(Collected data entries)
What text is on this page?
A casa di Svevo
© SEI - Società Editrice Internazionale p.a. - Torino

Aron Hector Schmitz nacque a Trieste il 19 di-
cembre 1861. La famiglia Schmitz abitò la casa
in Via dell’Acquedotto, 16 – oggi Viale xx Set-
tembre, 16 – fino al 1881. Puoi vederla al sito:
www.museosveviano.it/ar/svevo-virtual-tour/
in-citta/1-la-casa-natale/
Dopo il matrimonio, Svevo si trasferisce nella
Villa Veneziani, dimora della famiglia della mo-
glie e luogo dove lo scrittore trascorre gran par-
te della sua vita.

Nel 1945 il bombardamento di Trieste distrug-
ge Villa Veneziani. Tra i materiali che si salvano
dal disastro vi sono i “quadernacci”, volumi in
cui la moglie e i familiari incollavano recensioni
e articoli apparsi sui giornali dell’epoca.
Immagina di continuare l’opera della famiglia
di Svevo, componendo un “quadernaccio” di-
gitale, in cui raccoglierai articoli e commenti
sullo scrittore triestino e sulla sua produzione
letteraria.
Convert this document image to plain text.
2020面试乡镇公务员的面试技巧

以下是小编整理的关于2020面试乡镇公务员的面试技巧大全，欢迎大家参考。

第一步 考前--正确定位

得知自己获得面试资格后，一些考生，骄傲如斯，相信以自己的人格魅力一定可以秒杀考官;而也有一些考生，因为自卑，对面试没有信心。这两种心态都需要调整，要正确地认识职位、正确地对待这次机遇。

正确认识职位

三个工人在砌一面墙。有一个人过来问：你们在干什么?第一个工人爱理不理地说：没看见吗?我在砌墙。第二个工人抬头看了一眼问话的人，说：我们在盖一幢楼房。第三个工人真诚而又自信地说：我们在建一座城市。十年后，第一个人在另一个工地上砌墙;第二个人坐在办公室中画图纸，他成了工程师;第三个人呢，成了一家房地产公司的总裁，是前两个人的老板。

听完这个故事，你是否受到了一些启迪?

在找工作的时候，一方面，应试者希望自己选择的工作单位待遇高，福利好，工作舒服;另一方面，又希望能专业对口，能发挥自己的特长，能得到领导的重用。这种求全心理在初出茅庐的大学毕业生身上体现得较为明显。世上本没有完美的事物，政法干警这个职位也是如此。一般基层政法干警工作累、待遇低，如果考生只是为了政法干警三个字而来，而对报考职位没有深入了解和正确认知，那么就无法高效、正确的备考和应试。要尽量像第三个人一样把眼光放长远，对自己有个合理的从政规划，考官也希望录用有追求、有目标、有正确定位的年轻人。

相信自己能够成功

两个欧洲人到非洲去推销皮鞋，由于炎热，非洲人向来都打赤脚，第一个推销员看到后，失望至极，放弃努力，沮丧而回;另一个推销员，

• **WRITTEN EXERCISE**
Write out the listing once more, matching it exactly.

• **TASK SOLUTION**
What text is on this page?
A casa di Svevo
© SEI - Società Editrice Internazionale p.a. - Torino

Aron Hector Schmitz nacque a Trieste il 19 di-
cembre 1861. La famiglia Schmitz abitò la casa
in Via dell’Acquedotto, 16 – oggi Viale xx Set-
tembre, 16 – fino al 1881. Puoi vederla al sito:
www.museosveviano.it/ar/svevo-virtual-tour/
in-citta/1-la-casa-natale/
Dopo il matrimonio, Svevo si trasferisce nella
Villa Veneziani, dimora della famiglia della mo-
glie e luogo dove lo scrittore trascorre gran par-
te della sua vita.

Nel 1945 il bombardamento di Trieste distrug-
ge Villa Veneziani. Tra i materiali che si salvano
dal disastro vi sono i “quadernacci”, volumi in
cui la moglie e i familiari incollavano recensioni
e articoli apparsi sui giornali dell’epoca.
Immagina di continuare l’opera della famiglia
di Svevo, componendo un “quadernaccio” di-
gitale, in cui raccoglierai articoli e commenti
sullo scrittore triestino e sulla sua produzione
letteraria.
Convert this document image to plain text.
2020面试乡镇公务员的面试技巧

以下是小编整理的关于2020面试乡镇公务员的面试技巧大全，欢迎大家参考。

第一步 考前--正确定位

得知自己获得面试资格后，一些考生，骄傲如斯，相信以自己的人格魅力一定可以秒杀考官;而也有一些考生，因为自卑，对面试没有信心。这两种心态都需要调整，要正确地认识职位、正确地对待这次机遇。

正确认识职位

三个工人在砌一面墙。有一个人过来问：你们在干什么?第一个工人爱理不理地说：没看见吗?我在砌墙。第二个工人抬头看了一眼问话的人，说：我们在盖一幢楼房。第三个工人真诚而又自信地说：我们在建一座城市。十年后，第一个人在另一个工地上砌墙;第二个人坐在办公室中画图纸，他成了工程师;第三个人呢，成了一家房地产公司的总裁，是前两个人的老板。

听完这个故事，你是否受到了一些启迪?

在找工作的时候，一方面，应试者希望自己选择的工作单位待遇高，福利好，工作舒服;另一方面，又希望能专业对口，能发挥自己的特长，能得到领导的重用。这种求全心理在初出茅庐的大学毕业生身上体现得较为明显。世上本没有完美的事物，政法干警这个职位也是如此。一般基层政法干警工作累、待遇低，如果考生只是为了政法干警三个字而来，而对报考职位没有深入了解和正确认知，那么就无法高效、正确的备考和应试。要尽量像第三个人一样把眼光放长远，对自己有个合理的从政规划，考官也希望录用有追求、有目标、有正确定位的年轻人。

相信自己能够成功

两个欧洲人到非洲去推销皮鞋，由于炎热，非洲人向来都打赤脚，第一个推销员看到后，失望至极，放弃努力，沮丧而回;另一个推销员，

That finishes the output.